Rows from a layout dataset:
__________________________________________________
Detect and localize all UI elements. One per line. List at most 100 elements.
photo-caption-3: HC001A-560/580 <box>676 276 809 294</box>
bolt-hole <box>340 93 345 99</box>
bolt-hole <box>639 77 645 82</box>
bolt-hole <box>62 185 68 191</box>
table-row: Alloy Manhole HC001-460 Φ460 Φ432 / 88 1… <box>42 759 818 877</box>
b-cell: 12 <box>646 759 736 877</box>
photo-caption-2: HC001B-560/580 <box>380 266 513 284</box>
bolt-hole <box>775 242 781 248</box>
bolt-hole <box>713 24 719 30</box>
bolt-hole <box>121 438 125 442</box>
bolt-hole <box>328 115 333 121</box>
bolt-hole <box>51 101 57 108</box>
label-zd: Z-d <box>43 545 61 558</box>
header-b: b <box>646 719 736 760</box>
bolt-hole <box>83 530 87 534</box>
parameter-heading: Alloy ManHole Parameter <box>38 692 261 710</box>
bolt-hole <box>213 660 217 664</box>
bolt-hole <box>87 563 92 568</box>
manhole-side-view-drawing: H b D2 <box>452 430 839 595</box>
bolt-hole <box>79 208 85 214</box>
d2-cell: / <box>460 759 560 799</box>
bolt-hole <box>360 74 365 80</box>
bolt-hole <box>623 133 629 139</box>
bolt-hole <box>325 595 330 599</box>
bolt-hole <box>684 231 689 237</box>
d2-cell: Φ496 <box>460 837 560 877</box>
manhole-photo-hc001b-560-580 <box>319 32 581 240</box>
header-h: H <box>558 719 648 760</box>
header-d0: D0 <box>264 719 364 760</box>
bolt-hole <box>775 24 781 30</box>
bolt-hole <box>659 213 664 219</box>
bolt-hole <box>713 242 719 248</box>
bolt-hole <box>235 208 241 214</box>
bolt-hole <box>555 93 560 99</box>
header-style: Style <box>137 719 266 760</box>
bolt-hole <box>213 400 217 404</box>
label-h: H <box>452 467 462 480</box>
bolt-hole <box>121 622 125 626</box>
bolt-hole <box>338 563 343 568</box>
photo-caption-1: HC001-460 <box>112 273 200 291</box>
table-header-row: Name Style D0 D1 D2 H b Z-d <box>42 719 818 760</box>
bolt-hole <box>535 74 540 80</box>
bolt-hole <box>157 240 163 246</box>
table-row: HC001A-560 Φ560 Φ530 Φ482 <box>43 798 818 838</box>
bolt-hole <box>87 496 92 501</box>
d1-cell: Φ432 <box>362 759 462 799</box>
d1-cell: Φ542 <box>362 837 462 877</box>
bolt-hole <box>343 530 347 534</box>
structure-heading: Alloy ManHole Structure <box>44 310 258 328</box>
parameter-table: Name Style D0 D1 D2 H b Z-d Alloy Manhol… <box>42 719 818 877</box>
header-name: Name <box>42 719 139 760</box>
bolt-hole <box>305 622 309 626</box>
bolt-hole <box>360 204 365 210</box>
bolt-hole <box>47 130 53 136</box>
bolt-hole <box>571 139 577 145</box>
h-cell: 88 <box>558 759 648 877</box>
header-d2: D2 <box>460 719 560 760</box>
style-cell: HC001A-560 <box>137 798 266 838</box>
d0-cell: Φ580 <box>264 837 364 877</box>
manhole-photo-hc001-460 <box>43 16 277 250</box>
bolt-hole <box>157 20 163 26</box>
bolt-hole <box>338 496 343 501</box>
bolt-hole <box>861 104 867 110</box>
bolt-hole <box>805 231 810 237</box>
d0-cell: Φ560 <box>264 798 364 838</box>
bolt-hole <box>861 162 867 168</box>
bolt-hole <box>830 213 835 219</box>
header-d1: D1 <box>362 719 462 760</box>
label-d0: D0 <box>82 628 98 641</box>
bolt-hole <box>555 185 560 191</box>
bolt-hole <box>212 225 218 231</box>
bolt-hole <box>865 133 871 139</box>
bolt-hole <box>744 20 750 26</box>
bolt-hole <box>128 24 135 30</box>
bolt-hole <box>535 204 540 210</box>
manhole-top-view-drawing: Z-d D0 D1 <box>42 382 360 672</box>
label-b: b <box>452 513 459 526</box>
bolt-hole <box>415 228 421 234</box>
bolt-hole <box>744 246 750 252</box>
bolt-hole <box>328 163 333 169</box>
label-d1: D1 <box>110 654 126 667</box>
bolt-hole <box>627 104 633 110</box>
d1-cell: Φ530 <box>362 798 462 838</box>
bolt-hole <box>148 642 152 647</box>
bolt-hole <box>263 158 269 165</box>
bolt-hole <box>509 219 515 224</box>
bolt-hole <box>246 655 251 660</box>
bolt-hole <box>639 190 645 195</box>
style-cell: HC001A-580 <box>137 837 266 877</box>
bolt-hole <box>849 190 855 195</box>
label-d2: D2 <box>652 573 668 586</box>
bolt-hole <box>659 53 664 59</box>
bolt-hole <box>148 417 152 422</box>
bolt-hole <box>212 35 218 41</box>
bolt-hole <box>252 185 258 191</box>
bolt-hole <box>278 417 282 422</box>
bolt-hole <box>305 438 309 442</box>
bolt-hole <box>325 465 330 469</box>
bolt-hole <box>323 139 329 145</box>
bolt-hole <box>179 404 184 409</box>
__________________________________________________
## Problem details
Rewrite the lines above, changing every "bolt-hole" to "fastener-hole" and leaving everything else unchanged.

## Output of the exercise
Detect and localize all UI elements. One per line. List at most 100 elements.
photo-caption-3: HC001A-560/580 <box>676 276 809 294</box>
fastener-hole <box>340 93 345 99</box>
fastener-hole <box>639 77 645 82</box>
fastener-hole <box>62 185 68 191</box>
table-row: Alloy Manhole HC001-460 Φ460 Φ432 / 88 1… <box>42 759 818 877</box>
b-cell: 12 <box>646 759 736 877</box>
photo-caption-2: HC001B-560/580 <box>380 266 513 284</box>
fastener-hole <box>775 242 781 248</box>
fastener-hole <box>713 24 719 30</box>
fastener-hole <box>121 438 125 442</box>
fastener-hole <box>328 115 333 121</box>
fastener-hole <box>51 101 57 108</box>
label-zd: Z-d <box>43 545 61 558</box>
header-b: b <box>646 719 736 760</box>
fastener-hole <box>83 530 87 534</box>
parameter-heading: Alloy ManHole Parameter <box>38 692 261 710</box>
fastener-hole <box>213 660 217 664</box>
fastener-hole <box>87 563 92 568</box>
manhole-side-view-drawing: H b D2 <box>452 430 839 595</box>
fastener-hole <box>79 208 85 214</box>
d2-cell: / <box>460 759 560 799</box>
fastener-hole <box>360 74 365 80</box>
fastener-hole <box>623 133 629 139</box>
fastener-hole <box>325 595 330 599</box>
fastener-hole <box>684 231 689 237</box>
d2-cell: Φ496 <box>460 837 560 877</box>
manhole-photo-hc001b-560-580 <box>319 32 581 240</box>
header-h: H <box>558 719 648 760</box>
header-d0: D0 <box>264 719 364 760</box>
fastener-hole <box>775 24 781 30</box>
fastener-hole <box>659 213 664 219</box>
fastener-hole <box>713 242 719 248</box>
fastener-hole <box>235 208 241 214</box>
fastener-hole <box>555 93 560 99</box>
header-style: Style <box>137 719 266 760</box>
fastener-hole <box>213 400 217 404</box>
label-h: H <box>452 467 462 480</box>
fastener-hole <box>121 622 125 626</box>
fastener-hole <box>338 563 343 568</box>
photo-caption-1: HC001-460 <box>112 273 200 291</box>
table-header-row: Name Style D0 D1 D2 H b Z-d <box>42 719 818 760</box>
fastener-hole <box>535 74 540 80</box>
fastener-hole <box>157 240 163 246</box>
table-row: HC001A-560 Φ560 Φ530 Φ482 <box>43 798 818 838</box>
fastener-hole <box>87 496 92 501</box>
d1-cell: Φ432 <box>362 759 462 799</box>
d1-cell: Φ542 <box>362 837 462 877</box>
fastener-hole <box>343 530 347 534</box>
structure-heading: Alloy ManHole Structure <box>44 310 258 328</box>
parameter-table: Name Style D0 D1 D2 H b Z-d Alloy Manhol… <box>42 719 818 877</box>
header-name: Name <box>42 719 139 760</box>
fastener-hole <box>305 622 309 626</box>
fastener-hole <box>360 204 365 210</box>
fastener-hole <box>47 130 53 136</box>
fastener-hole <box>571 139 577 145</box>
h-cell: 88 <box>558 759 648 877</box>
header-d2: D2 <box>460 719 560 760</box>
style-cell: HC001A-560 <box>137 798 266 838</box>
d0-cell: Φ580 <box>264 837 364 877</box>
manhole-photo-hc001-460 <box>43 16 277 250</box>
fastener-hole <box>157 20 163 26</box>
fastener-hole <box>338 496 343 501</box>
fastener-hole <box>861 104 867 110</box>
fastener-hole <box>805 231 810 237</box>
d0-cell: Φ560 <box>264 798 364 838</box>
fastener-hole <box>861 162 867 168</box>
fastener-hole <box>830 213 835 219</box>
header-d1: D1 <box>362 719 462 760</box>
label-d0: D0 <box>82 628 98 641</box>
fastener-hole <box>555 185 560 191</box>
fastener-hole <box>212 225 218 231</box>
fastener-hole <box>865 133 871 139</box>
fastener-hole <box>744 20 750 26</box>
fastener-hole <box>128 24 135 30</box>
fastener-hole <box>535 204 540 210</box>
manhole-top-view-drawing: Z-d D0 D1 <box>42 382 360 672</box>
label-b: b <box>452 513 459 526</box>
fastener-hole <box>415 228 421 234</box>
fastener-hole <box>744 246 750 252</box>
fastener-hole <box>328 163 333 169</box>
label-d1: D1 <box>110 654 126 667</box>
fastener-hole <box>627 104 633 110</box>
d1-cell: Φ530 <box>362 798 462 838</box>
fastener-hole <box>148 642 152 647</box>
fastener-hole <box>263 158 269 165</box>
fastener-hole <box>509 219 515 224</box>
fastener-hole <box>246 655 251 660</box>
fastener-hole <box>639 190 645 195</box>
style-cell: HC001A-580 <box>137 837 266 877</box>
fastener-hole <box>849 190 855 195</box>
label-d2: D2 <box>652 573 668 586</box>
fastener-hole <box>659 53 664 59</box>
fastener-hole <box>148 417 152 422</box>
fastener-hole <box>212 35 218 41</box>
fastener-hole <box>252 185 258 191</box>
fastener-hole <box>278 417 282 422</box>
fastener-hole <box>305 438 309 442</box>
fastener-hole <box>325 465 330 469</box>
fastener-hole <box>323 139 329 145</box>
fastener-hole <box>179 404 184 409</box>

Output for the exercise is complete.